** begin **

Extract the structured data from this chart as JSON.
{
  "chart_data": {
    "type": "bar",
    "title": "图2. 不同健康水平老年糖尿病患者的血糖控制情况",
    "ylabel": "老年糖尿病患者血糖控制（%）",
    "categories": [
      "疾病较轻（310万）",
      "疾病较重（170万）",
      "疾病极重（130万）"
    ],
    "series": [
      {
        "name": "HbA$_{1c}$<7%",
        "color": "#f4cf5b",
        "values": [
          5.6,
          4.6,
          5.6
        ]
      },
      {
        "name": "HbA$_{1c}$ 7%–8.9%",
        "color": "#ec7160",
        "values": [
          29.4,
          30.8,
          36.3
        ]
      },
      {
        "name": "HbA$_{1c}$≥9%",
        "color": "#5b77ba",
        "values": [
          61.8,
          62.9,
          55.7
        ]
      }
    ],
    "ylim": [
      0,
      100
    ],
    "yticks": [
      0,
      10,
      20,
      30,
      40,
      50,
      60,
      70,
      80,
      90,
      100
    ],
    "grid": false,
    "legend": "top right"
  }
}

** end **

▸ WHAT IS NEEDED:
Go through the listing above and restate it word for word.

▸ COMPLETED EXERCISE:
Extract the structured data from this chart as JSON.
{
  "chart_data": {
    "type": "bar",
    "title": "图2. 不同健康水平老年糖尿病患者的血糖控制情况",
    "ylabel": "老年糖尿病患者血糖控制（%）",
    "categories": [
      "疾病较轻（310万）",
      "疾病较重（170万）",
      "疾病极重（130万）"
    ],
    "series": [
      {
        "name": "HbA$_{1c}$<7%",
        "color": "#f4cf5b",
        "values": [
          5.6,
          4.6,
          5.6
        ]
      },
      {
        "name": "HbA$_{1c}$ 7%–8.9%",
        "color": "#ec7160",
        "values": [
          29.4,
          30.8,
          36.3
        ]
      },
      {
        "name": "HbA$_{1c}$≥9%",
        "color": "#5b77ba",
        "values": [
          61.8,
          62.9,
          55.7
        ]
      }
    ],
    "ylim": [
      0,
      100
    ],
    "yticks": [
      0,
      10,
      20,
      30,
      40,
      50,
      60,
      70,
      80,
      90,
      100
    ],
    "grid": false,
    "legend": "top right"
  }
}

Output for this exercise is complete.